[Data records — start]

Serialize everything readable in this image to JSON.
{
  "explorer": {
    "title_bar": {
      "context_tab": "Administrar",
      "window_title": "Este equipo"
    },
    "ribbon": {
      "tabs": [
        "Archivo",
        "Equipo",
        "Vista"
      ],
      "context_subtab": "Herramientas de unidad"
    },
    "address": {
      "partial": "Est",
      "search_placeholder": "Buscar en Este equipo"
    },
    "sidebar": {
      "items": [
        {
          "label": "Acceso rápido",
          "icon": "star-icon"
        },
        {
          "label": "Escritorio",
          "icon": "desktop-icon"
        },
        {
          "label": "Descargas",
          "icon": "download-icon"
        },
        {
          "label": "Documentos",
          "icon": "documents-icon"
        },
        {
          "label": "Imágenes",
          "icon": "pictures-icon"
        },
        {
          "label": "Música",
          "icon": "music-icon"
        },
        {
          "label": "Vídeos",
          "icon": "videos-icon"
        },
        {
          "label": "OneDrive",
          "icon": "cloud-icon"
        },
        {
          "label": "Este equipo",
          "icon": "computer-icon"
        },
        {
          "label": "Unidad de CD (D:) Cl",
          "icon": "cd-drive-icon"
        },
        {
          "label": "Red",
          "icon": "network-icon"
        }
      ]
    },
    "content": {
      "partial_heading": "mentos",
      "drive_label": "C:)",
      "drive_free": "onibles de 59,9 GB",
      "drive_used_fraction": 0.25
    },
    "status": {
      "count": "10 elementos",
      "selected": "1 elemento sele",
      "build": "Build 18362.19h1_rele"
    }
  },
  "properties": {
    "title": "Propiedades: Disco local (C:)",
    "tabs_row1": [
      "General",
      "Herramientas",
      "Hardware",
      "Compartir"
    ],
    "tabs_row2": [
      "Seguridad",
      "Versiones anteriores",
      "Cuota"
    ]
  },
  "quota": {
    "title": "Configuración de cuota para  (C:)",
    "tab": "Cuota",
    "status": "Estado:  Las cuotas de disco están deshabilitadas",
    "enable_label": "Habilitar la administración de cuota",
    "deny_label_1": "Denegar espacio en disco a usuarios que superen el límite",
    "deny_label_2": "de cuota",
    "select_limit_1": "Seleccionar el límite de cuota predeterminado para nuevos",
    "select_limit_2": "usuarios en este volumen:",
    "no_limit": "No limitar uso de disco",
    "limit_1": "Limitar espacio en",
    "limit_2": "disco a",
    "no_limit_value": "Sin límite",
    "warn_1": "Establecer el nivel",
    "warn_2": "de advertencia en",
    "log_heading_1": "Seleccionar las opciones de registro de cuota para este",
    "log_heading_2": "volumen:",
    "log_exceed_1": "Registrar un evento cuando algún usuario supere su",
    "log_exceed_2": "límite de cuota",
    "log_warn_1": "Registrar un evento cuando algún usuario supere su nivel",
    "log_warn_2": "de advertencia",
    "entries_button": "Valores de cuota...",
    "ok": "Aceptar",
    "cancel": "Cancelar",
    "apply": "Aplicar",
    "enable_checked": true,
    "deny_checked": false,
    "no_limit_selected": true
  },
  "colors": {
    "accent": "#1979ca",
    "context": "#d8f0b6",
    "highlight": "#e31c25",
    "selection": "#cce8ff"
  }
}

[Data records — finish]

Required work => Among the records above, find the lines that contain "cuando" and copy every one.

Task result =>
    "log_exceed_1": "Registrar un evento cuando algún usuario supere su",
    "log_warn_1": "Registrar un evento cuando algún usuario supere su nivel",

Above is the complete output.